Given records start
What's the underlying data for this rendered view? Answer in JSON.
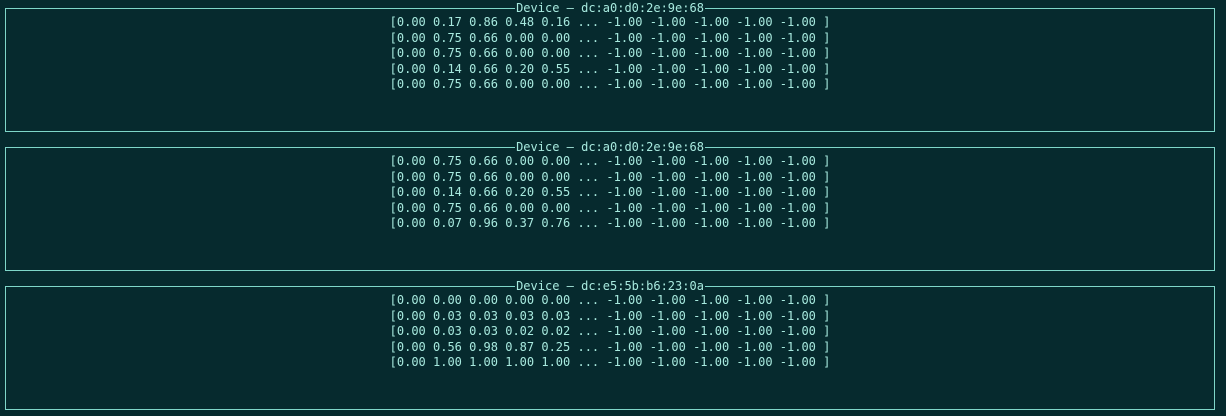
{
  "panels": [
    {
      "title": "Device – dc:a0:d0:2e:9e:68",
      "rows": [
        "[0.00 0.17 0.86 0.48 0.16 ... -1.00 -1.00 -1.00 -1.00 -1.00 ]",
        "[0.00 0.75 0.66 0.00 0.00 ... -1.00 -1.00 -1.00 -1.00 -1.00 ]",
        "[0.00 0.75 0.66 0.00 0.00 ... -1.00 -1.00 -1.00 -1.00 -1.00 ]",
        "[0.00 0.14 0.66 0.20 0.55 ... -1.00 -1.00 -1.00 -1.00 -1.00 ]",
        "[0.00 0.75 0.66 0.00 0.00 ... -1.00 -1.00 -1.00 -1.00 -1.00 ]"
      ]
    },
    {
      "title": "Device – dc:a0:d0:2e:9e:68",
      "rows": [
        "[0.00 0.75 0.66 0.00 0.00 ... -1.00 -1.00 -1.00 -1.00 -1.00 ]",
        "[0.00 0.75 0.66 0.00 0.00 ... -1.00 -1.00 -1.00 -1.00 -1.00 ]",
        "[0.00 0.14 0.66 0.20 0.55 ... -1.00 -1.00 -1.00 -1.00 -1.00 ]",
        "[0.00 0.75 0.66 0.00 0.00 ... -1.00 -1.00 -1.00 -1.00 -1.00 ]",
        "[0.00 0.07 0.96 0.37 0.76 ... -1.00 -1.00 -1.00 -1.00 -1.00 ]"
      ]
    },
    {
      "title": "Device – dc:e5:5b:b6:23:0a",
      "rows": [
        "[0.00 0.00 0.00 0.00 0.00 ... -1.00 -1.00 -1.00 -1.00 -1.00 ]",
        "[0.00 0.03 0.03 0.03 0.03 ... -1.00 -1.00 -1.00 -1.00 -1.00 ]",
        "[0.00 0.03 0.03 0.02 0.02 ... -1.00 -1.00 -1.00 -1.00 -1.00 ]",
        "[0.00 0.56 0.98 0.87 0.25 ... -1.00 -1.00 -1.00 -1.00 -1.00 ]",
        "[0.00 1.00 1.00 1.00 1.00 ... -1.00 -1.00 -1.00 -1.00 -1.00 ]"
      ]
    }
  ]
}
Given records end
● **What the exercise asks**
Pictures excluded, quote all the data above exactly.

● **Solution for this exercise**
What's the underlying data for this rendered view? Answer in JSON.
{
  "panels": [
    {
      "title": "Device – dc:a0:d0:2e:9e:68",
      "rows": [
        "[0.00 0.17 0.86 0.48 0.16 ... -1.00 -1.00 -1.00 -1.00 -1.00 ]",
        "[0.00 0.75 0.66 0.00 0.00 ... -1.00 -1.00 -1.00 -1.00 -1.00 ]",
        "[0.00 0.75 0.66 0.00 0.00 ... -1.00 -1.00 -1.00 -1.00 -1.00 ]",
        "[0.00 0.14 0.66 0.20 0.55 ... -1.00 -1.00 -1.00 -1.00 -1.00 ]",
        "[0.00 0.75 0.66 0.00 0.00 ... -1.00 -1.00 -1.00 -1.00 -1.00 ]"
      ]
    },
    {
      "title": "Device – dc:a0:d0:2e:9e:68",
      "rows": [
        "[0.00 0.75 0.66 0.00 0.00 ... -1.00 -1.00 -1.00 -1.00 -1.00 ]",
        "[0.00 0.75 0.66 0.00 0.00 ... -1.00 -1.00 -1.00 -1.00 -1.00 ]",
        "[0.00 0.14 0.66 0.20 0.55 ... -1.00 -1.00 -1.00 -1.00 -1.00 ]",
        "[0.00 0.75 0.66 0.00 0.00 ... -1.00 -1.00 -1.00 -1.00 -1.00 ]",
        "[0.00 0.07 0.96 0.37 0.76 ... -1.00 -1.00 -1.00 -1.00 -1.00 ]"
      ]
    },
    {
      "title": "Device – dc:e5:5b:b6:23:0a",
      "rows": [
        "[0.00 0.00 0.00 0.00 0.00 ... -1.00 -1.00 -1.00 -1.00 -1.00 ]",
        "[0.00 0.03 0.03 0.03 0.03 ... -1.00 -1.00 -1.00 -1.00 -1.00 ]",
        "[0.00 0.03 0.03 0.02 0.02 ... -1.00 -1.00 -1.00 -1.00 -1.00 ]",
        "[0.00 0.56 0.98 0.87 0.25 ... -1.00 -1.00 -1.00 -1.00 -1.00 ]",
        "[0.00 1.00 1.00 1.00 1.00 ... -1.00 -1.00 -1.00 -1.00 -1.00 ]"
      ]
    }
  ]
}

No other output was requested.